── Dataset ──
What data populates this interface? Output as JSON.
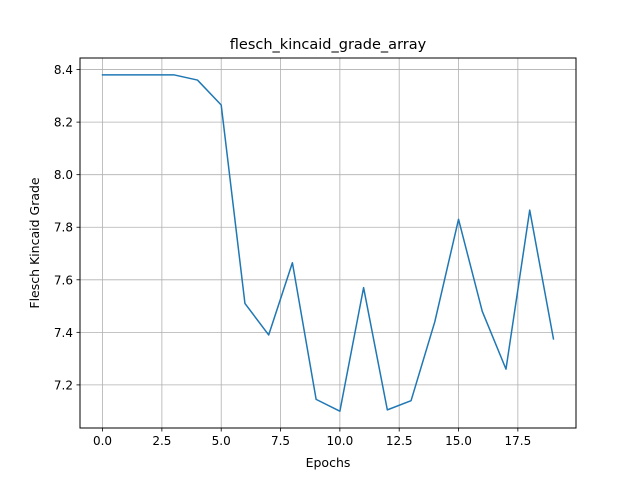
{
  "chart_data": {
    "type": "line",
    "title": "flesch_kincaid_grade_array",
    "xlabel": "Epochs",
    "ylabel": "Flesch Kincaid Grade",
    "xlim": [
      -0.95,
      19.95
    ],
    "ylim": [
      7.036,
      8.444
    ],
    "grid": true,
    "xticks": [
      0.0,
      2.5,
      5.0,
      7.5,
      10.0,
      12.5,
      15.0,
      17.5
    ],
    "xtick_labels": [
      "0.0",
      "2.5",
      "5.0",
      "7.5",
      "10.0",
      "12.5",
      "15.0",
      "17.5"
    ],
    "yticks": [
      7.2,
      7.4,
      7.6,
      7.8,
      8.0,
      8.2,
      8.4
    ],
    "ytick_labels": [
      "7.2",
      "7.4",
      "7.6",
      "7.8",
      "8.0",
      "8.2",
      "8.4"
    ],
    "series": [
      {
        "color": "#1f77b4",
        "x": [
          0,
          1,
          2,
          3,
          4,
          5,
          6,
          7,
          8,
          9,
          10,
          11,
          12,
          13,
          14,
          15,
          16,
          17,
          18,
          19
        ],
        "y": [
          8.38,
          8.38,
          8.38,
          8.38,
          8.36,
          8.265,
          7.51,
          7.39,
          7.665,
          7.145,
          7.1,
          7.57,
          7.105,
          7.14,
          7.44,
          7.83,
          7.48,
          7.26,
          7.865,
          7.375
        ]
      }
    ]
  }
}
───
── Dataset ──
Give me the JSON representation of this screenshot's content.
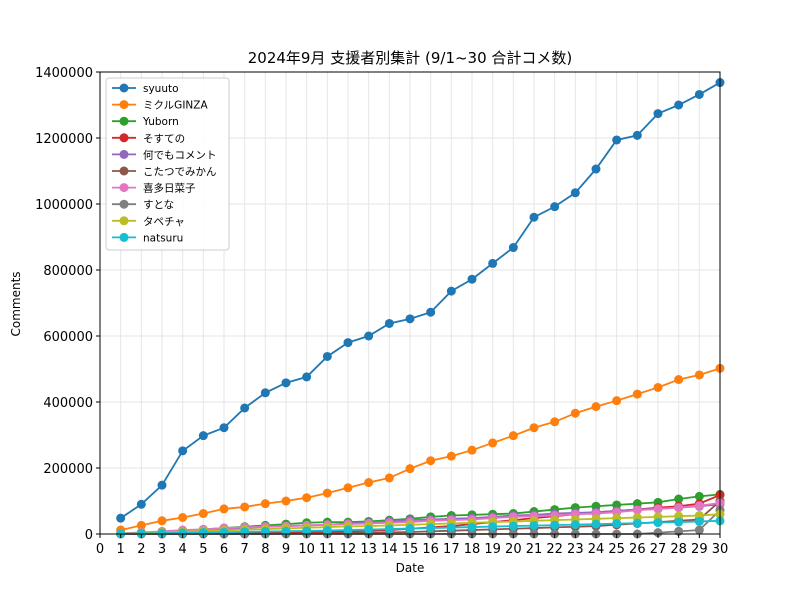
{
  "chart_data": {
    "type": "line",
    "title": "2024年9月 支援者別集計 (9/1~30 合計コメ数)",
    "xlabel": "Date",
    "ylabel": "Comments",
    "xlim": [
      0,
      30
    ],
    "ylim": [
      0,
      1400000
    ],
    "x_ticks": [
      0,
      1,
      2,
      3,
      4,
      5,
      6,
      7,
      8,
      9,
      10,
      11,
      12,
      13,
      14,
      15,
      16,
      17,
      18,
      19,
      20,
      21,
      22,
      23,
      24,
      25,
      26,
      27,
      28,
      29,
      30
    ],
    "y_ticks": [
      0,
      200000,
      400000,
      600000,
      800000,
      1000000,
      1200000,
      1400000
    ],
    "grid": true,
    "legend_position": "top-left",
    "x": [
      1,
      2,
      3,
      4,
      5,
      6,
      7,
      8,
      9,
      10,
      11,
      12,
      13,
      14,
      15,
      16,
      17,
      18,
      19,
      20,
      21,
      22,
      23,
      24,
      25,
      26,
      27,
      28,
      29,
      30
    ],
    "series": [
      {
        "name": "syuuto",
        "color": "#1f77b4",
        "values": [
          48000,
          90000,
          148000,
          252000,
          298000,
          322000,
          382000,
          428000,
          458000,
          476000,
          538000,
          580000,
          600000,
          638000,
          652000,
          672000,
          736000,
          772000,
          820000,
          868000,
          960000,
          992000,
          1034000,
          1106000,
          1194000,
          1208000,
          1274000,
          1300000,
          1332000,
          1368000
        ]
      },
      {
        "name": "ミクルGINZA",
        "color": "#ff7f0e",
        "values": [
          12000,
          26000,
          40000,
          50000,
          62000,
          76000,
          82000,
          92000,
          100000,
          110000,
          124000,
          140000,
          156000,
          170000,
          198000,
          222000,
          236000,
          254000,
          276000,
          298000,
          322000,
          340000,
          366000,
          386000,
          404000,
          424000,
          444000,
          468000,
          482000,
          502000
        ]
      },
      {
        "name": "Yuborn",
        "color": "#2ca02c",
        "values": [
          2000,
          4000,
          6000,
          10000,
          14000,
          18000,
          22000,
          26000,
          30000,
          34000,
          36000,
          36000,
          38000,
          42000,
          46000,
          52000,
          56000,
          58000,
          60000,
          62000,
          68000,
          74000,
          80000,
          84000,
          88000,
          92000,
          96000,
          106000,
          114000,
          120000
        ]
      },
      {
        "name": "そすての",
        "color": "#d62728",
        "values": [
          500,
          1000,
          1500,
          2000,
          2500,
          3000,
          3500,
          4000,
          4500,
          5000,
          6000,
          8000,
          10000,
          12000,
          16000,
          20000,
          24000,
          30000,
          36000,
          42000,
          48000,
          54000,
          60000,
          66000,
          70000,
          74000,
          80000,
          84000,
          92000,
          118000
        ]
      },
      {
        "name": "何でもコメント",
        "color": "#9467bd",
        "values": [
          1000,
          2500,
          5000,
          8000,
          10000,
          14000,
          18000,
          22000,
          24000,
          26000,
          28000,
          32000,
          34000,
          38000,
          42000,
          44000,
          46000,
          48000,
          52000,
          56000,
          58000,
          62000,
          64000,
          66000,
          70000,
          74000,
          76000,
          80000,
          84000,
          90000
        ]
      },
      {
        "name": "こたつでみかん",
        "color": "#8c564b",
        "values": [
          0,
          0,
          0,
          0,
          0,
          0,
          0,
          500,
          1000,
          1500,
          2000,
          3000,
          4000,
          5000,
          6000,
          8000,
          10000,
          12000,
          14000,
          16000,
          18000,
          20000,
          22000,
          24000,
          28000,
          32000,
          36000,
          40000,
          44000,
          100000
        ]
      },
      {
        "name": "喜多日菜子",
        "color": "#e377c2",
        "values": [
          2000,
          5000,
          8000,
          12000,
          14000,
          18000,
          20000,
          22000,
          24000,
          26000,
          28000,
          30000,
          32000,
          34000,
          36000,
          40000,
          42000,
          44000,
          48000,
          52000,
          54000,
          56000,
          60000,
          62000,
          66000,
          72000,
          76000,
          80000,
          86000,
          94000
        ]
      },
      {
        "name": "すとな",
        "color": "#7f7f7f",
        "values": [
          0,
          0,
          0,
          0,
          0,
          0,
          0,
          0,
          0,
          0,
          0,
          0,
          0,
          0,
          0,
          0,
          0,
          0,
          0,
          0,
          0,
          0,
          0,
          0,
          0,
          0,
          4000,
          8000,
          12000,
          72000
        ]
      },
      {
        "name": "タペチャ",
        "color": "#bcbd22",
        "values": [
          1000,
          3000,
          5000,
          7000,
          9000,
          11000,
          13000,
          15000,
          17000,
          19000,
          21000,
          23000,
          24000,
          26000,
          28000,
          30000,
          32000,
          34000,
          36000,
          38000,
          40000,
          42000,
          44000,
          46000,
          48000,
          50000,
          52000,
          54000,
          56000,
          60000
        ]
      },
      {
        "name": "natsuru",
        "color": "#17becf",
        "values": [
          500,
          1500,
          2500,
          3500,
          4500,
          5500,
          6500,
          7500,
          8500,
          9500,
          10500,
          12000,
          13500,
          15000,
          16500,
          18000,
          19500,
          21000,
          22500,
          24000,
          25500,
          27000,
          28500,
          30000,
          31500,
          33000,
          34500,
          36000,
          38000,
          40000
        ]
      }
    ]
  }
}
───
── Dataset ──
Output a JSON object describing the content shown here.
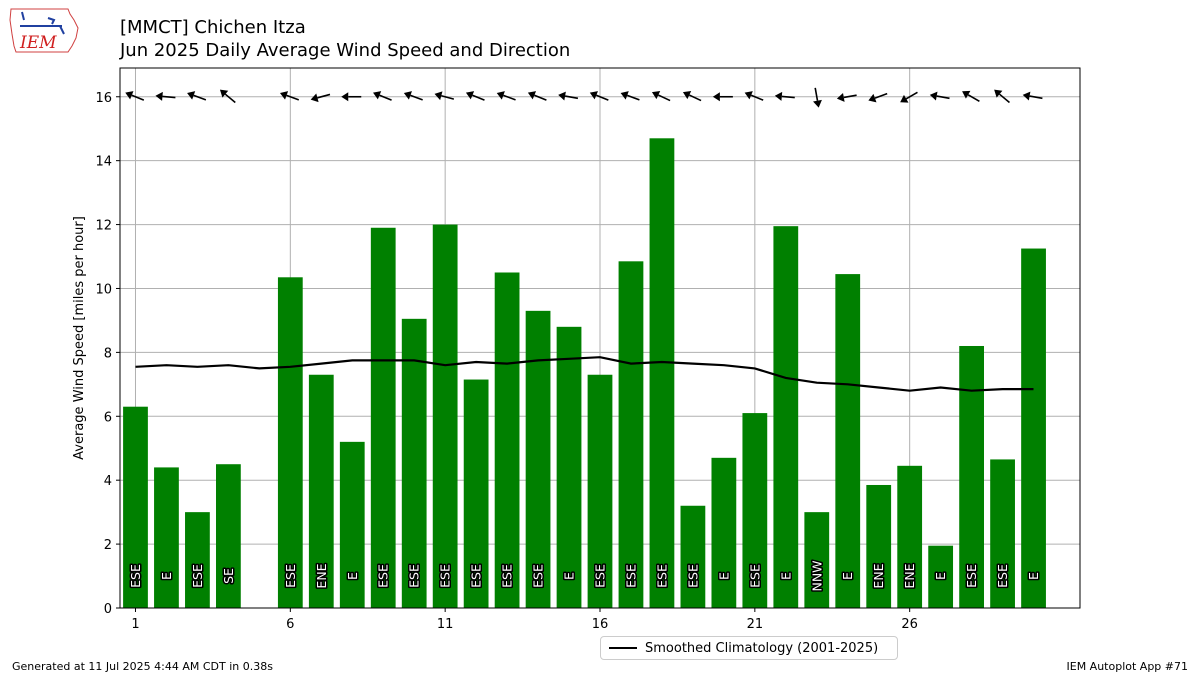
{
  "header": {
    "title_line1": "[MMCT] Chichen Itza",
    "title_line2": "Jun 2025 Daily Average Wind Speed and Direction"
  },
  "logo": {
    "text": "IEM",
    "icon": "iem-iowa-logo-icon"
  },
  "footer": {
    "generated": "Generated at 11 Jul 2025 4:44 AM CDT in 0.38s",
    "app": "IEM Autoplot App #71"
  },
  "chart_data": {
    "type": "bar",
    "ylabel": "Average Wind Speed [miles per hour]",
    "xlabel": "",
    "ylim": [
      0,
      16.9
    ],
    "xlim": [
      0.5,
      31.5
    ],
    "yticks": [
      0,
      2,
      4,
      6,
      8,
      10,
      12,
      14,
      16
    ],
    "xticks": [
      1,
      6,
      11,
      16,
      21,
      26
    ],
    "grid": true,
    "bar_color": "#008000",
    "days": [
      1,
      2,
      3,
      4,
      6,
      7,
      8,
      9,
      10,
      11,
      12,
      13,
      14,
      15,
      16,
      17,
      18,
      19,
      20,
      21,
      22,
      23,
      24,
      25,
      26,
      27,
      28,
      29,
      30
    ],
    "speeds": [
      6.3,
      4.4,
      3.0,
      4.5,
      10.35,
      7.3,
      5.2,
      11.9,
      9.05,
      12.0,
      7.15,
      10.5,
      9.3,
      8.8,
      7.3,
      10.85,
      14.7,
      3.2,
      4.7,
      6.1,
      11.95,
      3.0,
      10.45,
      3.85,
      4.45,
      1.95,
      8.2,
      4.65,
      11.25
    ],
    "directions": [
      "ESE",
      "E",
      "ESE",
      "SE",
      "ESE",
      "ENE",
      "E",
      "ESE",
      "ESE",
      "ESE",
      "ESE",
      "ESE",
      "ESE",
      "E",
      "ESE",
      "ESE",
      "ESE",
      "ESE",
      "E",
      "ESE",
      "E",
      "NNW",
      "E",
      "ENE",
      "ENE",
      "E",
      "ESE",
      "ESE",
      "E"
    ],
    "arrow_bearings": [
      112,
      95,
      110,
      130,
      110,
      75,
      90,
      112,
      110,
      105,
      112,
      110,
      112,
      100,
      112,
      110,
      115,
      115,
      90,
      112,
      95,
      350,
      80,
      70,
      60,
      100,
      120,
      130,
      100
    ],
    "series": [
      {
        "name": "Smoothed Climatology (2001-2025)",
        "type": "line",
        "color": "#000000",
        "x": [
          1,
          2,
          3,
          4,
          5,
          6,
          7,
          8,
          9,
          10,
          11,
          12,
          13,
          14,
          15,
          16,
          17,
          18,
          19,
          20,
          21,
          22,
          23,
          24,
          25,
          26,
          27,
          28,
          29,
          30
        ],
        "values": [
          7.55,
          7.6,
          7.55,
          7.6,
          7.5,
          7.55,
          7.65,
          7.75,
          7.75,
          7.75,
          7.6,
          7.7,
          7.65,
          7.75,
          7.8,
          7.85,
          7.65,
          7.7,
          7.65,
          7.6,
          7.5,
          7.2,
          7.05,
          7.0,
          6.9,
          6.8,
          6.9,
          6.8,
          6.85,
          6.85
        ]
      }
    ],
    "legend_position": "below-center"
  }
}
───
Your instructions => Reply with the number of lines in the material above that contain "name", and nothing more.

Result => 11